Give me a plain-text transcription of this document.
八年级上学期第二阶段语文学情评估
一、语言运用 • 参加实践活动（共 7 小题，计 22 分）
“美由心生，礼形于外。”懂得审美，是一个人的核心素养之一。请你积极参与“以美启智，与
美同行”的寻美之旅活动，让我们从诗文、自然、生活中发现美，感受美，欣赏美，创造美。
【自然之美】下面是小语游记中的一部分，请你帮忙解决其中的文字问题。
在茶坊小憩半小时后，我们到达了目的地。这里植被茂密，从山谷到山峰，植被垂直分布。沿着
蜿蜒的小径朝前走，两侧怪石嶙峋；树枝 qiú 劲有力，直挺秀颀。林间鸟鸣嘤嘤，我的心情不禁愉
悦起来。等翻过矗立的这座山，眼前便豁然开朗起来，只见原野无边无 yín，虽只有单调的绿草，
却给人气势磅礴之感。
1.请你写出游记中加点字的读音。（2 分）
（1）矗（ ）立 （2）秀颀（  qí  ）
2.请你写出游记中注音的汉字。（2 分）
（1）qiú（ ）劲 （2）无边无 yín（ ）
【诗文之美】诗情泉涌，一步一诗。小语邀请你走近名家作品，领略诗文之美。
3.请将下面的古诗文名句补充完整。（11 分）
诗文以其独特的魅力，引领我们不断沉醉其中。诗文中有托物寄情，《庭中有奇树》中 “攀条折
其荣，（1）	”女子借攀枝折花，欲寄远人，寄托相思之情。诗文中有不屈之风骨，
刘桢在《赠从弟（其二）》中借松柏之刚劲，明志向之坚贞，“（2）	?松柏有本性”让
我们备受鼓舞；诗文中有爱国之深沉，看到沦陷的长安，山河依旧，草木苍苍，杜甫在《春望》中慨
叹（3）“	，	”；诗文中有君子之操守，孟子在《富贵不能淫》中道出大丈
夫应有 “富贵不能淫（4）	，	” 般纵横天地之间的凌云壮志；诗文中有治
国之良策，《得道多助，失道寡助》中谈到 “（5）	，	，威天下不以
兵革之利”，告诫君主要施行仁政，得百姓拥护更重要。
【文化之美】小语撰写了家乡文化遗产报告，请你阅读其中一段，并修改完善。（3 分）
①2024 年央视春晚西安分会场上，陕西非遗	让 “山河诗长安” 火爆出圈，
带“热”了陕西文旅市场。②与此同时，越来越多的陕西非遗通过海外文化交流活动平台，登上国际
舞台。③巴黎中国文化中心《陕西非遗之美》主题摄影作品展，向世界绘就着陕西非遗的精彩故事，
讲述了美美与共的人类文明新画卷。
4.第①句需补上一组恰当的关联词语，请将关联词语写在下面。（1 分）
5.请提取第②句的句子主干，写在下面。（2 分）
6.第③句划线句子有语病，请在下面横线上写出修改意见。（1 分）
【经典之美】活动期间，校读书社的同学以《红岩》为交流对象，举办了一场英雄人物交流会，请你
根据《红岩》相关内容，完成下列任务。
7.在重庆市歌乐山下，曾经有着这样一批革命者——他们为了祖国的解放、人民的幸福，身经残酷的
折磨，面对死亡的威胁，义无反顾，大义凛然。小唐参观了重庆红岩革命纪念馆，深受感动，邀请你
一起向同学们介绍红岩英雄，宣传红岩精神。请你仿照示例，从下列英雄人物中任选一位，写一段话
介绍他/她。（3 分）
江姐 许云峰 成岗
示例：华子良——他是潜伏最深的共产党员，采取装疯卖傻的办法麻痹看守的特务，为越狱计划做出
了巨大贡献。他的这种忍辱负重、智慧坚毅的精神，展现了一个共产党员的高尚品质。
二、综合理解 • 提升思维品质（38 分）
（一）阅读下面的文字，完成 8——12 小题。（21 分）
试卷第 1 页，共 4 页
☆ ☆ ☆
▶ Goal of the exercise
All of the data must be returned exactly.

▶ The response
Give me a plain-text transcription of this document.
八年级上学期第二阶段语文学情评估
一、语言运用 • 参加实践活动（共 7 小题，计 22 分）
“美由心生，礼形于外。”懂得审美，是一个人的核心素养之一。请你积极参与“以美启智，与
美同行”的寻美之旅活动，让我们从诗文、自然、生活中发现美，感受美，欣赏美，创造美。
【自然之美】下面是小语游记中的一部分，请你帮忙解决其中的文字问题。
在茶坊小憩半小时后，我们到达了目的地。这里植被茂密，从山谷到山峰，植被垂直分布。沿着
蜿蜒的小径朝前走，两侧怪石嶙峋；树枝 qiú 劲有力，直挺秀颀。林间鸟鸣嘤嘤，我的心情不禁愉
悦起来。等翻过矗立的这座山，眼前便豁然开朗起来，只见原野无边无 yín，虽只有单调的绿草，
却给人气势磅礴之感。
1.请你写出游记中加点字的读音。（2 分）
（1）矗（ ）立 （2）秀颀（  qí  ）
2.请你写出游记中注音的汉字。（2 分）
（1）qiú（ ）劲 （2）无边无 yín（ ）
【诗文之美】诗情泉涌，一步一诗。小语邀请你走近名家作品，领略诗文之美。
3.请将下面的古诗文名句补充完整。（11 分）
诗文以其独特的魅力，引领我们不断沉醉其中。诗文中有托物寄情，《庭中有奇树》中 “攀条折
其荣，（1）	”女子借攀枝折花，欲寄远人，寄托相思之情。诗文中有不屈之风骨，
刘桢在《赠从弟（其二）》中借松柏之刚劲，明志向之坚贞，“（2）	?松柏有本性”让
我们备受鼓舞；诗文中有爱国之深沉，看到沦陷的长安，山河依旧，草木苍苍，杜甫在《春望》中慨
叹（3）“	，	”；诗文中有君子之操守，孟子在《富贵不能淫》中道出大丈
夫应有 “富贵不能淫（4）	，	” 般纵横天地之间的凌云壮志；诗文中有治
国之良策，《得道多助，失道寡助》中谈到 “（5）	，	，威天下不以
兵革之利”，告诫君主要施行仁政，得百姓拥护更重要。
【文化之美】小语撰写了家乡文化遗产报告，请你阅读其中一段，并修改完善。（3 分）
①2024 年央视春晚西安分会场上，陕西非遗	让 “山河诗长安” 火爆出圈，
带“热”了陕西文旅市场。②与此同时，越来越多的陕西非遗通过海外文化交流活动平台，登上国际
舞台。③巴黎中国文化中心《陕西非遗之美》主题摄影作品展，向世界绘就着陕西非遗的精彩故事，
讲述了美美与共的人类文明新画卷。
4.第①句需补上一组恰当的关联词语，请将关联词语写在下面。（1 分）
5.请提取第②句的句子主干，写在下面。（2 分）
6.第③句划线句子有语病，请在下面横线上写出修改意见。（1 分）
【经典之美】活动期间，校读书社的同学以《红岩》为交流对象，举办了一场英雄人物交流会，请你
根据《红岩》相关内容，完成下列任务。
7.在重庆市歌乐山下，曾经有着这样一批革命者——他们为了祖国的解放、人民的幸福，身经残酷的
折磨，面对死亡的威胁，义无反顾，大义凛然。小唐参观了重庆红岩革命纪念馆，深受感动，邀请你
一起向同学们介绍红岩英雄，宣传红岩精神。请你仿照示例，从下列英雄人物中任选一位，写一段话
介绍他/她。（3 分）
江姐 许云峰 成岗
示例：华子良——他是潜伏最深的共产党员，采取装疯卖傻的办法麻痹看守的特务，为越狱计划做出
了巨大贡献。他的这种忍辱负重、智慧坚毅的精神，展现了一个共产党员的高尚品质。
二、综合理解 • 提升思维品质（38 分）
（一）阅读下面的文字，完成 8——12 小题。（21 分）
试卷第 1 页，共 4 页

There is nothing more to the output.